╭─ READING TEXT

The new CII president Uday Kotak emphatically says getting growth back is non-negotiable and a demand side push is needed. In an interview to ET’s Nishtha Saluja & Deepshikha Sikarwar, the veteran banker said he hopes trend growth month-by-month to reach a level close to normalisation before the end of this year. Edited Excerpts:
The recent package rolled out by the government does not provide demand stimulus. Do you think we need another set of measures to stimulate demand now that we have opened up?
A lockdown is very easy to get into, very difficult to get out of. There is complexity which is like getting out of a Chakravyuh. What we are seeing as we talk, is, a gradual opening up, both on the supply side, and a sharp opening up on demand of the essentials. On the other hand, be ..
As we open up, there will be pent up demand which will come in some segments. But what is more important is, beyond the pent-up demand, will there be a drop again or will we be able to sustain the level of demand which comes in. So, before the point of tapering, we must have the demand side push coming in.
This government has been pretty strong on macroeconomic balance. Do you think it is time for going easy on those a bit, especially inflation?
Getting growth back is non-negotiable. If that means we are going to do some trade off, we should do it. At a point like this, where fiscal deficit is going to be higher, a little more flexibility on reflating the economy, is not a bad thing.
What is your take on monetisation?
Monetisation is happening in front of us. It’s just the way it is happening. Monetisation can happen in two ways. It is a secondary market monetisation where the RBI is expanding its balance sheet, and I don’t see anything wrong, because there is a sense that primary monetisation has a risk of longer term discipline. If you did primary monetisation, very difficult to establish a fair price of issuance. Secondary monetisation helps that there is a primary buyer, who has determined the price and thereafter, the secondary buyer has bought off that price.

╰─

# PROBLEM TO SOLVE
Continue the Uday Kotak interview on growth and demand from where it stops.

╭─ MATERIAL SUPPLIED

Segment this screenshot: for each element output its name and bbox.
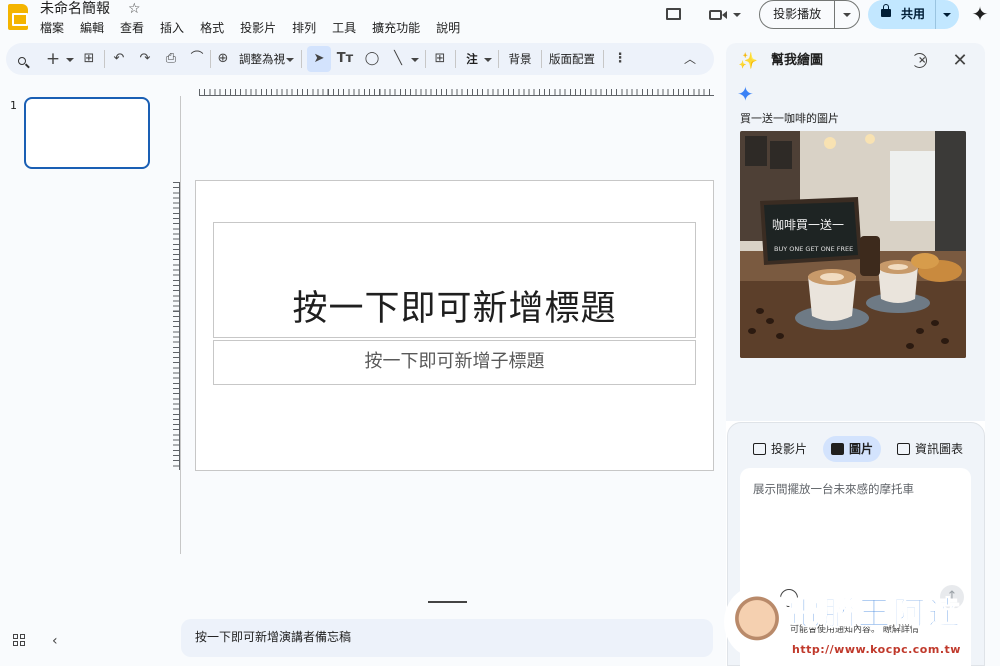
grid-view-icon[interactable] [13,634,25,646]
close-icon[interactable]: ✕ [950,51,970,71]
zoom-select[interactable]: 調整為視 [239,43,285,75]
history-icon[interactable]: × [910,51,930,71]
menu-arrange[interactable]: 排列 [292,19,323,37]
tab-infographic[interactable]: 資訊圖表 [889,436,971,462]
chevron-left-icon[interactable]: ‹ [52,633,58,649]
menu-slide[interactable]: 投影片 [240,19,283,37]
subtitle-placeholder-box[interactable]: 按一下即可新增子標題 [213,340,696,385]
chevron-down-icon [843,13,852,17]
menu-edit[interactable]: 編輯 [80,19,111,37]
menu-tools[interactable]: 工具 [332,19,363,37]
slides-app-icon[interactable] [8,4,28,30]
new-slide-icon[interactable]: + [45,43,61,75]
share-button-group: 共用 [868,0,959,29]
horizontal-ruler[interactable] [199,88,714,96]
tab-slide[interactable]: 投影片 [745,436,815,462]
line-icon[interactable]: ╲ [389,43,407,75]
chevron-down-icon[interactable] [66,58,74,62]
undo-icon[interactable]: ↶ [111,43,127,75]
side-panel-title: 幫我繪圖 [771,53,824,68]
image-sign-text-1: 咖啡買一送一 [772,217,844,232]
select-cursor-icon[interactable]: ➤ [310,43,328,75]
title-placeholder-box[interactable]: 按一下即可新增標題 [213,222,696,338]
slide-number: 1 [10,99,17,112]
more-options-icon[interactable]: ⋮ [612,43,628,75]
menu-extensions[interactable]: 擴充功能 [372,19,427,37]
menu-format[interactable]: 格式 [200,19,231,37]
present-button-group: 投影播放 [759,0,860,29]
title-placeholder: 按一下即可新增標題 [292,289,617,329]
present-button[interactable]: 投影播放 [760,1,836,28]
redo-icon[interactable]: ↷ [137,43,153,75]
chevron-down-icon[interactable] [286,58,294,62]
layout-button[interactable]: 版面配置 [547,43,597,75]
comment-add-icon[interactable]: ⊞ [431,43,449,75]
shape-icon[interactable]: ◯ [363,43,381,75]
vertical-ruler[interactable] [172,182,180,470]
notes-resize-handle[interactable] [428,601,467,603]
slide-add-icon [753,443,766,455]
share-dropdown[interactable] [936,0,959,29]
share-label: 共用 [901,7,926,21]
tab-image[interactable]: 圖片 [823,436,882,462]
generation-type-tabs: 投影片 圖片 資訊圖表 [745,436,971,462]
search-icon[interactable] [14,53,34,73]
chart-add-icon [897,443,911,455]
generated-image[interactable]: 咖啡買一送一 BUY ONE GET ONE FREE [740,131,966,358]
generated-image-caption: 買一送一咖啡的圖片 [740,112,839,125]
canvas-divider [180,96,181,554]
video-call-icon[interactable] [707,1,743,29]
image-sign-text-2: BUY ONE GET ONE FREE [774,245,853,253]
annotate-button[interactable]: 注 [464,43,480,75]
comment-icon[interactable] [663,1,685,29]
subtitle-placeholder: 按一下即可新增子標題 [364,351,545,372]
print-icon[interactable]: ⎙ [163,43,179,75]
zoom-icon[interactable]: ⊕ [215,43,231,75]
watermark-mascot [724,586,790,658]
prompt-placeholder: 展示間擺放一台未來感的摩托車 [753,482,914,496]
paint-format-icon[interactable]: ⌒ [189,43,205,75]
share-button[interactable]: 共用 [868,0,936,29]
chevron-down-icon[interactable] [484,58,492,62]
star-icon[interactable]: ☆ [128,0,141,18]
background-button[interactable]: 背景 [505,43,535,75]
speaker-notes[interactable]: 按一下即可新增演講者備忘稿 [181,619,713,657]
menu-file[interactable]: 檔案 [40,19,71,37]
sparkle-icon: ✦ [737,82,754,106]
magic-wand-icon: ✨ [738,51,758,70]
chevron-down-icon[interactable] [411,58,419,62]
menu-view[interactable]: 查看 [120,19,151,37]
collapse-toolbar-icon[interactable]: ︿ [681,43,699,75]
chevron-down-icon [943,13,951,17]
menu-help[interactable]: 說明 [436,19,467,37]
menu-bar: 檔案 編輯 查看 插入 格式 投影片 排列 工具 擴充功能 說明 [40,19,476,37]
image-add-icon [831,443,845,455]
watermark-url: http://www.kocpc.com.tw [792,643,961,656]
present-dropdown[interactable] [835,1,859,28]
gemini-icon[interactable]: ✦ [969,3,991,25]
document-title[interactable]: 未命名簡報 [40,0,110,18]
lock-icon [881,4,891,17]
slide-thumbnail[interactable] [24,97,150,169]
text-box-icon[interactable]: Tт [335,43,355,75]
watermark-text: 電腦王阿達 [787,594,964,633]
menu-insert[interactable]: 插入 [160,19,191,37]
insert-slide-icon[interactable]: ⊞ [80,43,98,75]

╰─

# TASK OUTPUT
What are the short term and medium term measures that can stimulate demand?
On the short term we will have to calibrate some demand side measures as we go forward. For example, the first thing which we are going to protect is lives and livelihood. If economic agents lead to a loss of jobs, we need to ensure that there is some level of social security. And that is demand boosting as well. That is obviously going to cost the fisc and we have to think properly about our planning on that.
On medium term, we have a significant trade-off challenge. Let’s look at one of the most vulnerable sectors, say, airlines. My view is that now there are four airlines which are strong and which can take care of the sector, if there is a trade off between saving the fifth airline versus putting money into healthcare in a country which has one of the lowest investment rates, my choice, and CII’s choice is, that we must do more for healthcare. There will be a lot of noise, but choices will have to be made.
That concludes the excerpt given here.